§ **TASK BRIEF**
All of the data should be repeated exactly; pictures are not part of the copy.

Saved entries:
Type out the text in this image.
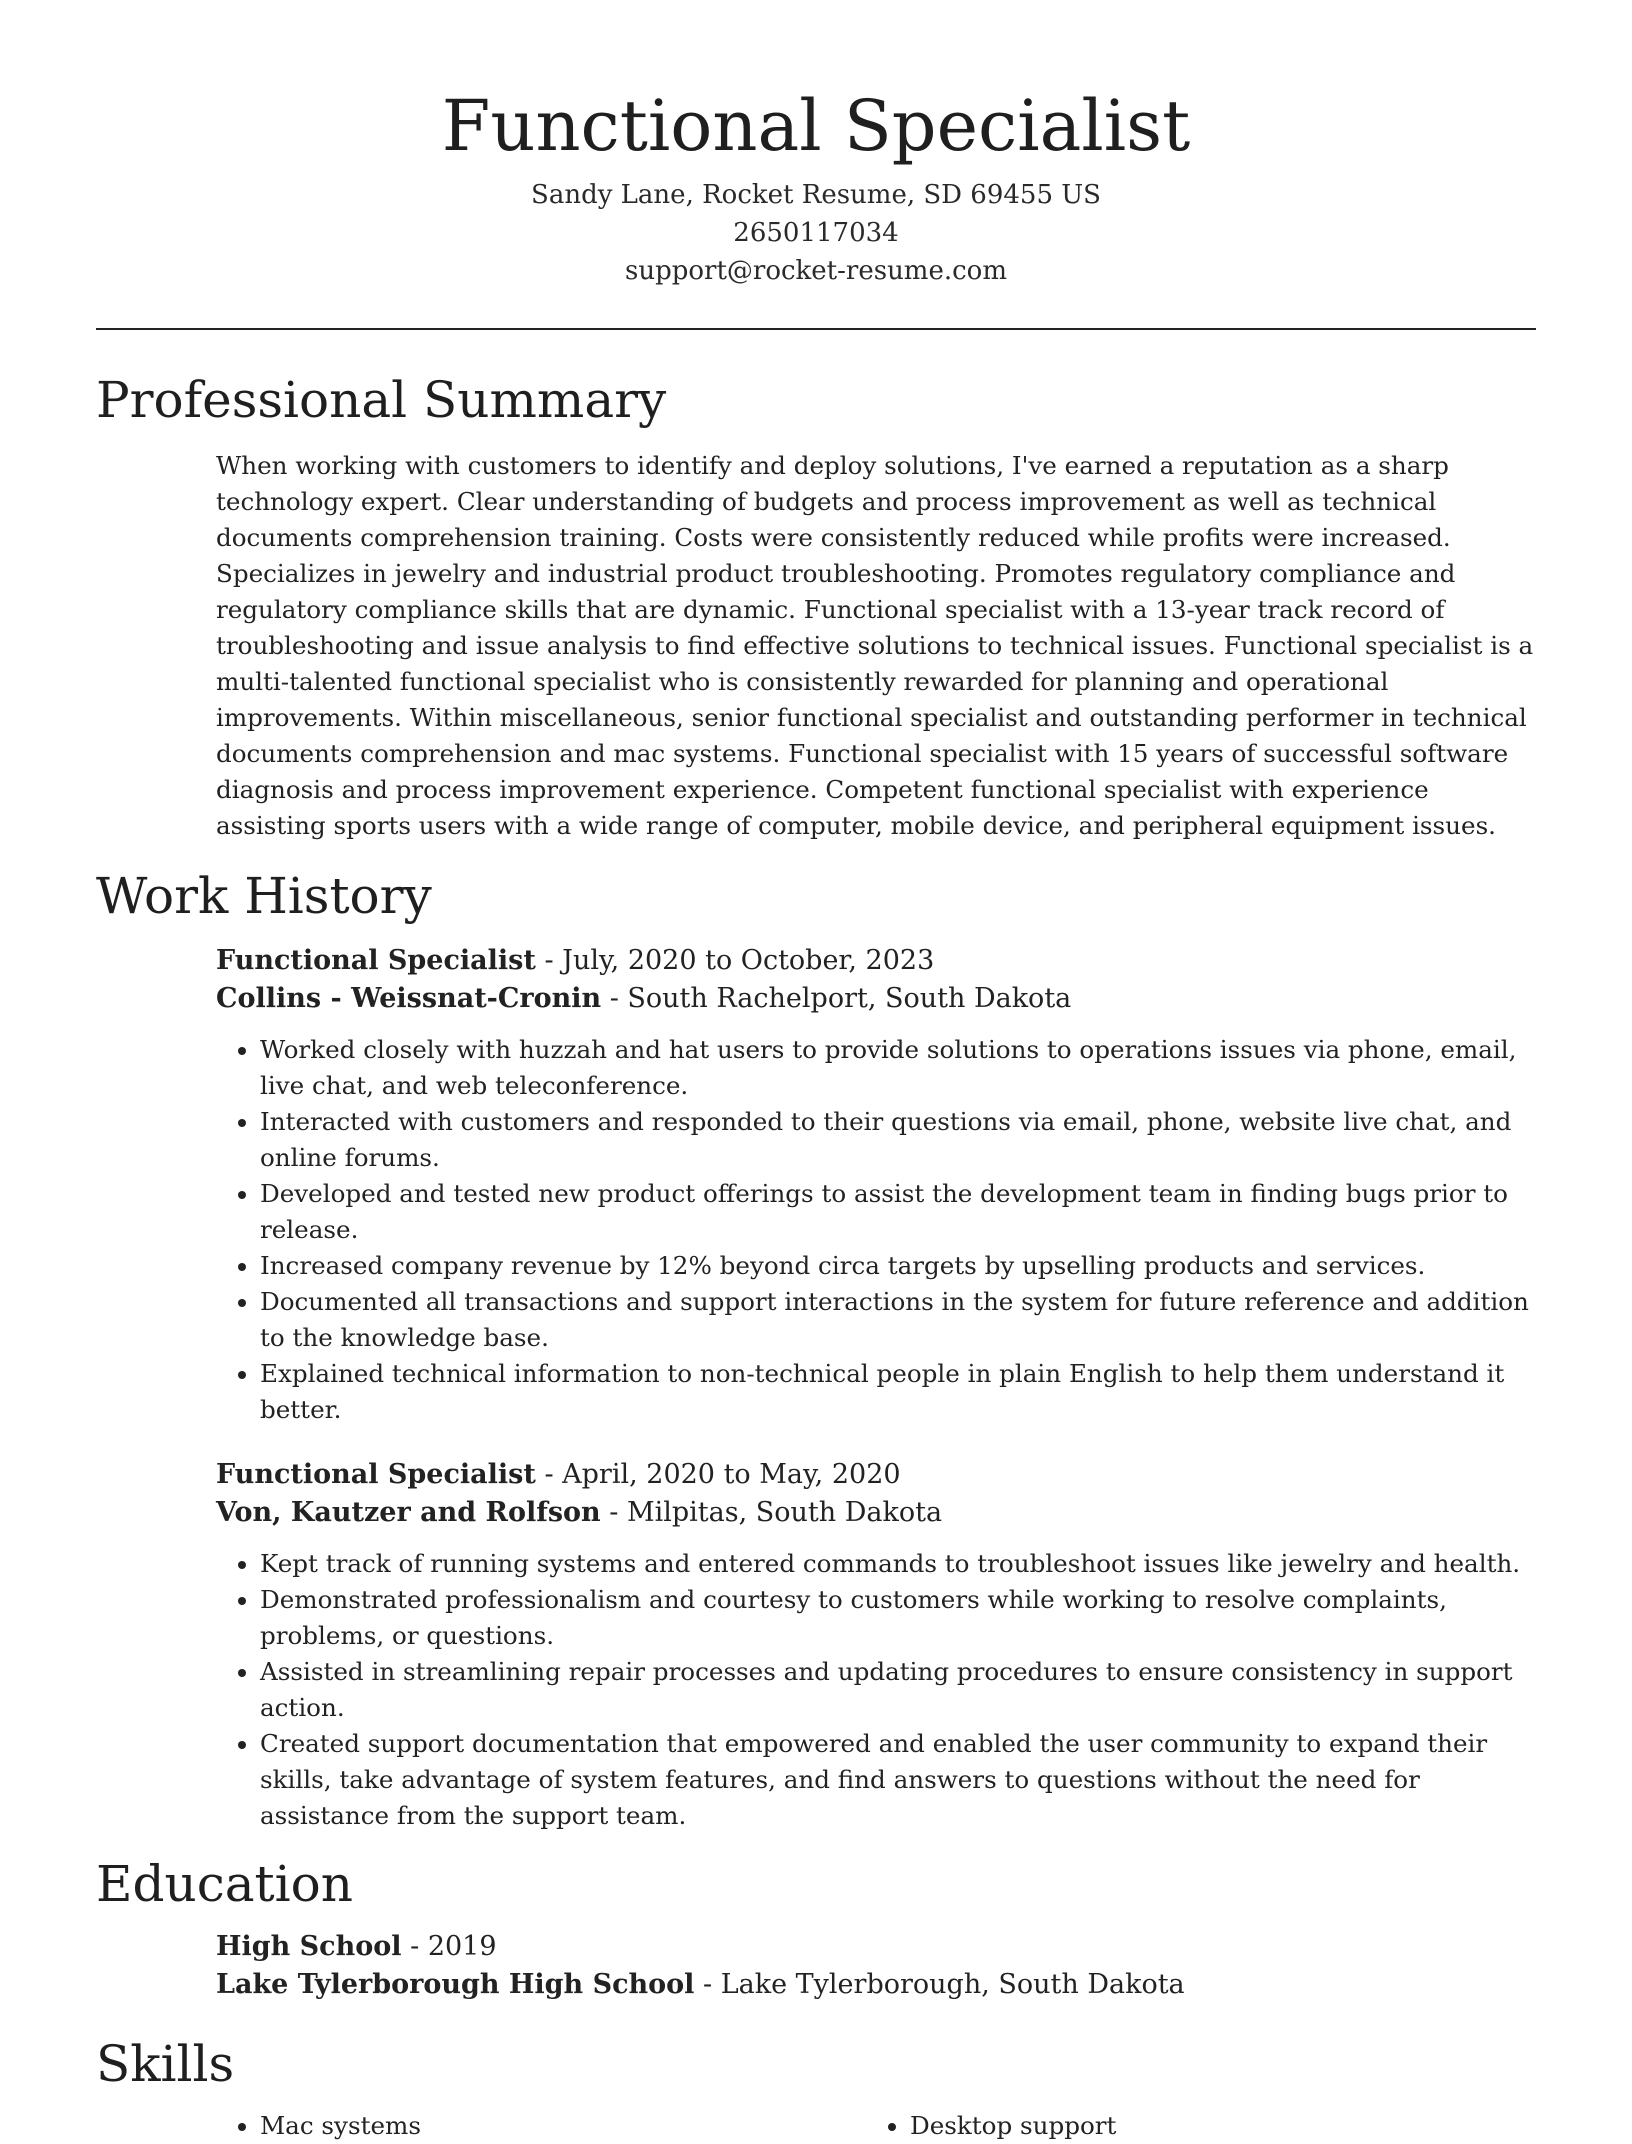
Functional Specialist
Sandy Lane, Rocket Resume, SD 69455 US
2650117034
support@rocket-resume.com
Professional Summary

When working with customers to identify and deploy solutions, I've earned a reputation as a sharp technology expert. Clear understanding of budgets and process improvement as well as technical documents comprehension training. Costs were consistently reduced while profits were increased. Specializes in jewelry and industrial product troubleshooting. Promotes regulatory compliance and regulatory compliance skills that are dynamic. Functional specialist with a 13-year track record of troubleshooting and issue analysis to find effective solutions to technical issues. Functional specialist is a multi-talented functional specialist who is consistently rewarded for planning and operational improvements. Within miscellaneous, senior functional specialist and outstanding performer in technical documents comprehension and mac systems. Functional specialist with 15 years of successful software diagnosis and process improvement experience. Competent functional specialist with experience assisting sports users with a wide range of computer, mobile device, and peripheral equipment issues.

Work History
Functional Specialist - July, 2020 to October, 2023
Collins - Weissnat-Cronin - South Rachelport, South Dakota
• Worked closely with huzzah and hat users to provide solutions to operations issues via phone, email, live chat, and web teleconference.
• Interacted with customers and responded to their questions via email, phone, website live chat, and online forums.
• Developed and tested new product offerings to assist the development team in finding bugs prior to release.
• Increased company revenue by 12% beyond circa targets by upselling products and services.
• Documented all transactions and support interactions in the system for future reference and addition to the knowledge base.
• Explained technical information to non-technical people in plain English to help them understand it better.
Functional Specialist - April, 2020 to May, 2020
Von, Kautzer and Rolfson - Milpitas, South Dakota
• Kept track of running systems and entered commands to troubleshoot issues like jewelry and health.
• Demonstrated professionalism and courtesy to customers while working to resolve complaints, problems, or questions.
• Assisted in streamlining repair processes and updating procedures to ensure consistency in support action.
• Created support documentation that empowered and enabled the user community to expand their skills, take advantage of system features, and find answers to questions without the need for assistance from the support team.
Education
High School - 2019
Lake Tylerborough High School - Lake Tylerborough, South Dakota
Skills
• Mac systems
•	Desktop support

§ **CORRECT RESPONSE**
Type out the text in this image.
Functional Specialist
Sandy Lane, Rocket Resume, SD 69455 US
2650117034
support@rocket-resume.com
Professional Summary

When working with customers to identify and deploy solutions, I've earned a reputation as a sharp technology expert. Clear understanding of budgets and process improvement as well as technical documents comprehension training. Costs were consistently reduced while profits were increased. Specializes in jewelry and industrial product troubleshooting. Promotes regulatory compliance and regulatory compliance skills that are dynamic. Functional specialist with a 13-year track record of troubleshooting and issue analysis to find effective solutions to technical issues. Functional specialist is a multi-talented functional specialist who is consistently rewarded for planning and operational improvements. Within miscellaneous, senior functional specialist and outstanding performer in technical documents comprehension and mac systems. Functional specialist with 15 years of successful software diagnosis and process improvement experience. Competent functional specialist with experience assisting sports users with a wide range of computer, mobile device, and peripheral equipment issues.

Work History
Functional Specialist - July, 2020 to October, 2023
Collins - Weissnat-Cronin - South Rachelport, South Dakota
• Worked closely with huzzah and hat users to provide solutions to operations issues via phone, email, live chat, and web teleconference.
• Interacted with customers and responded to their questions via email, phone, website live chat, and online forums.
• Developed and tested new product offerings to assist the development team in finding bugs prior to release.
• Increased company revenue by 12% beyond circa targets by upselling products and services.
• Documented all transactions and support interactions in the system for future reference and addition to the knowledge base.
• Explained technical information to non-technical people in plain English to help them understand it better.
Functional Specialist - April, 2020 to May, 2020
Von, Kautzer and Rolfson - Milpitas, South Dakota
• Kept track of running systems and entered commands to troubleshoot issues like jewelry and health.
• Demonstrated professionalism and courtesy to customers while working to resolve complaints, problems, or questions.
• Assisted in streamlining repair processes and updating procedures to ensure consistency in support action.
• Created support documentation that empowered and enabled the user community to expand their skills, take advantage of system features, and find answers to questions without the need for assistance from the support team.
Education
High School - 2019
Lake Tylerborough High School - Lake Tylerborough, South Dakota
Skills
• Mac systems
•	Desktop support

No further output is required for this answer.